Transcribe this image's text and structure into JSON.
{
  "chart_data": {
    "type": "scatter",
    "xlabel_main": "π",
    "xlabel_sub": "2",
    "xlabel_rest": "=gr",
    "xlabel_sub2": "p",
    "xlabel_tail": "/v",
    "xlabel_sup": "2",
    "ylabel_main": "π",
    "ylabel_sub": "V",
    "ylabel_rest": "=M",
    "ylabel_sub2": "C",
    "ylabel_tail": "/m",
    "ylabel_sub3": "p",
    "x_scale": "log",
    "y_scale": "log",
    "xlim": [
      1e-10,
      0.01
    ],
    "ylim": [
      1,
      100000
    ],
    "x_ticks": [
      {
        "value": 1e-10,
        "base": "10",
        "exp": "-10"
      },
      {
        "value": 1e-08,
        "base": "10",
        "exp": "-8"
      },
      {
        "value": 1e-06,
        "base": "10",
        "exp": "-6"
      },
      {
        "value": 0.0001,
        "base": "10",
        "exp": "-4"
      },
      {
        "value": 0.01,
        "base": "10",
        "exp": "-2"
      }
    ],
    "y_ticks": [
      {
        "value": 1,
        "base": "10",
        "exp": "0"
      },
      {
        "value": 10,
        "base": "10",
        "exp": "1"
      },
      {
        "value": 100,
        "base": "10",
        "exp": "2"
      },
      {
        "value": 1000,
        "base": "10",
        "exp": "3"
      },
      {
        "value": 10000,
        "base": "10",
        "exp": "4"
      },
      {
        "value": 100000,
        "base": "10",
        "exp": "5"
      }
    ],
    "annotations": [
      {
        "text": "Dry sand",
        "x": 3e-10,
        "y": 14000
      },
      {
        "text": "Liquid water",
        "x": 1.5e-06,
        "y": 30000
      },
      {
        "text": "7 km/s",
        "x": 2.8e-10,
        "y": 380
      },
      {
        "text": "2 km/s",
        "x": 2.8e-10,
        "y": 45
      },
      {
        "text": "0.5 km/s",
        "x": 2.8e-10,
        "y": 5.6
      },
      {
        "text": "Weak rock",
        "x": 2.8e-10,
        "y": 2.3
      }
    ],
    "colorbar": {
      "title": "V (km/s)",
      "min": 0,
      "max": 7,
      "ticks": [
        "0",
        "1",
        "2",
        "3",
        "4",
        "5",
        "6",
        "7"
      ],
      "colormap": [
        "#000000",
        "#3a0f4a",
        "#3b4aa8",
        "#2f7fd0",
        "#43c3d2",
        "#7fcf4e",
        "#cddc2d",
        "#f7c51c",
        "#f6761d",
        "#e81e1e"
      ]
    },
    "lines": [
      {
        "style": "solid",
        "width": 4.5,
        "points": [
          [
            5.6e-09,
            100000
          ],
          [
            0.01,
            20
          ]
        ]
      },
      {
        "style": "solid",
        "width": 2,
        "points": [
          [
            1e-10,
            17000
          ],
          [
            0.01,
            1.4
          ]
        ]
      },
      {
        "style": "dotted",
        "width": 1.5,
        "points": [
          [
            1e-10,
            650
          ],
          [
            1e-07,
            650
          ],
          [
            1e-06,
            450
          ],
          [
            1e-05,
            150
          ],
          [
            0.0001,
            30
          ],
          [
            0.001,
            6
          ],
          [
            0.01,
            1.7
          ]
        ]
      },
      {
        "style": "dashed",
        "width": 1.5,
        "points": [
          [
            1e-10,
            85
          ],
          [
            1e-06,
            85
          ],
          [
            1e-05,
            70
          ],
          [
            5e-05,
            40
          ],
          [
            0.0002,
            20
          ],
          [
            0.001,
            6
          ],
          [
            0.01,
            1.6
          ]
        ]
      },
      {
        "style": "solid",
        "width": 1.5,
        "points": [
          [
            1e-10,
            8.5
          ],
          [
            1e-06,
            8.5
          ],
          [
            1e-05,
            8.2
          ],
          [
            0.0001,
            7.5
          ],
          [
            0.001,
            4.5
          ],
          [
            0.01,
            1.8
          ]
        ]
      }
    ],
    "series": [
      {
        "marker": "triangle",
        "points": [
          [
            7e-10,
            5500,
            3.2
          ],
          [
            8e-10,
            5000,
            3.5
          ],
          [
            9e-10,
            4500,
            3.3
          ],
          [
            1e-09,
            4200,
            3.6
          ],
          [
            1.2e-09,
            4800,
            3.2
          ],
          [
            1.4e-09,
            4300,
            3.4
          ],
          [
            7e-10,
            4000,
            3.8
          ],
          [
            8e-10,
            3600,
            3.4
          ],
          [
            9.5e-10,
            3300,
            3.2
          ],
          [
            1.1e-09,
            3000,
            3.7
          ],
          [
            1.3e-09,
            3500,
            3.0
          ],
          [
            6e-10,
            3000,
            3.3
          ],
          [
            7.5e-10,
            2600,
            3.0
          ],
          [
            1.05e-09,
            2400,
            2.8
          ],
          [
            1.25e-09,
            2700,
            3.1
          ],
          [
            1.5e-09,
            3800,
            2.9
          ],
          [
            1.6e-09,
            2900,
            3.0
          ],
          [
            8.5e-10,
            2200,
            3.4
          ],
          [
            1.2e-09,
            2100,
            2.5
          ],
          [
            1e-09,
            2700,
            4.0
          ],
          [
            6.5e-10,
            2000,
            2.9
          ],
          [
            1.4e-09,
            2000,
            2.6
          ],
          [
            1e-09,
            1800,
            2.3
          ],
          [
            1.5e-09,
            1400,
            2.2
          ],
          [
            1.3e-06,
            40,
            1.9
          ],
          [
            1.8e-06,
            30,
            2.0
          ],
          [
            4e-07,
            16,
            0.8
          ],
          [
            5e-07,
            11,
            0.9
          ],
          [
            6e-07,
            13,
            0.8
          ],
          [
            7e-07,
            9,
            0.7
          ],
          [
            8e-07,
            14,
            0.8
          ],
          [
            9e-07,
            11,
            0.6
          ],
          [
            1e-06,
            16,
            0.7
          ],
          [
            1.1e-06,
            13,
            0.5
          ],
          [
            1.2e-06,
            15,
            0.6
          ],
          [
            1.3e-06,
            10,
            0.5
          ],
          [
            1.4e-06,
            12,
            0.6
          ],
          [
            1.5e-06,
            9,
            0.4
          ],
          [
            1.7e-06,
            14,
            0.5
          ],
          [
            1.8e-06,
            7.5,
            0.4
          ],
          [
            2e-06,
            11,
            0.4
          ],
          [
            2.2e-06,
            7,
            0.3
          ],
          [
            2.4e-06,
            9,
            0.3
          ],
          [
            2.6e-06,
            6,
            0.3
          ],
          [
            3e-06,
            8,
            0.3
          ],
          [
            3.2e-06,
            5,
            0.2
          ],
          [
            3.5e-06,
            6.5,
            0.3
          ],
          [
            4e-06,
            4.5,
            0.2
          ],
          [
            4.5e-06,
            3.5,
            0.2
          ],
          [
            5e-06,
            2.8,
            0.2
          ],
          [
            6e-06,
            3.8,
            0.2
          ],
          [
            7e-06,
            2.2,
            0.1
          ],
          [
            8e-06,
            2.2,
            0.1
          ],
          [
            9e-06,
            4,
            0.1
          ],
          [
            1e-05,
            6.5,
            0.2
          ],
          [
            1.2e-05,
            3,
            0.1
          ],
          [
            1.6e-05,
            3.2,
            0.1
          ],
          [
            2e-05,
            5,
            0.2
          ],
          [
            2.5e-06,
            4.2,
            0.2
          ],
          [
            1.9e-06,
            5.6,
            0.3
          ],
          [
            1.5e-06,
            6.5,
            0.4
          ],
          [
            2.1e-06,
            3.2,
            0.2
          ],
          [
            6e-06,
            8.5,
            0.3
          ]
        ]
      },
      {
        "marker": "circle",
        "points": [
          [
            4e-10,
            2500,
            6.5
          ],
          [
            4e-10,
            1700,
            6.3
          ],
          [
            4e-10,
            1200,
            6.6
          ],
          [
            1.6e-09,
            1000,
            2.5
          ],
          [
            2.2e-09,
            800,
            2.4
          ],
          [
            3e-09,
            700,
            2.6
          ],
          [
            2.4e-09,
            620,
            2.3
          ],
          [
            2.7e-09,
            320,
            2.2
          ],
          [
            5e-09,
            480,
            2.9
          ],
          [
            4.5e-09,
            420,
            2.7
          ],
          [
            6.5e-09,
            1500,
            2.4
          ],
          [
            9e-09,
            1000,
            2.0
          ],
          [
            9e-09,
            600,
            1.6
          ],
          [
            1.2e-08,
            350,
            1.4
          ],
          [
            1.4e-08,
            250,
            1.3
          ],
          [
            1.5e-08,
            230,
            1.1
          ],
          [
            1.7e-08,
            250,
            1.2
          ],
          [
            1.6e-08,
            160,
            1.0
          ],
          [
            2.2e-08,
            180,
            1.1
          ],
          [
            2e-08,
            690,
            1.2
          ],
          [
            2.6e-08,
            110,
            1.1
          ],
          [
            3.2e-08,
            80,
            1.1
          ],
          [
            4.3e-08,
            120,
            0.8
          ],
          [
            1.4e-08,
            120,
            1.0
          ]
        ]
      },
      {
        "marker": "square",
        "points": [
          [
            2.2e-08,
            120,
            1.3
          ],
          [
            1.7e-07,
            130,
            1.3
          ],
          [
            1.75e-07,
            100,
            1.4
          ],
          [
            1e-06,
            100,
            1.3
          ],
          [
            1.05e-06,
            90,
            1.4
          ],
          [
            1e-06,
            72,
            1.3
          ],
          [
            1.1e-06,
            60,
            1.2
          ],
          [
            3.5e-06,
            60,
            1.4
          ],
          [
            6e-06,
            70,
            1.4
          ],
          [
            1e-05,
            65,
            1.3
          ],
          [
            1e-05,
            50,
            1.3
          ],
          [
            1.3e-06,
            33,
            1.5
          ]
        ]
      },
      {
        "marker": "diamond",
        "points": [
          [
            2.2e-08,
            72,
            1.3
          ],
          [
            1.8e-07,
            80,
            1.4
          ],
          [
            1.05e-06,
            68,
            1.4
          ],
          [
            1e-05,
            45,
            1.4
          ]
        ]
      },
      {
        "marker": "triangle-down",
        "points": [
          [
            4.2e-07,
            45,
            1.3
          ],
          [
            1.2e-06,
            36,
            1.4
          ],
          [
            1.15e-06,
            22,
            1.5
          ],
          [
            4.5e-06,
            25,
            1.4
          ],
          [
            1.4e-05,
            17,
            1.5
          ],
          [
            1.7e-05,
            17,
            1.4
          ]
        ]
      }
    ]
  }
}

________

In the entries above, find every line with the word "marker" and list it.

        "marker": "triangle",
        "marker": "circle",
        "marker": "square",
        "marker": "diamond",
        "marker": "triangle-down",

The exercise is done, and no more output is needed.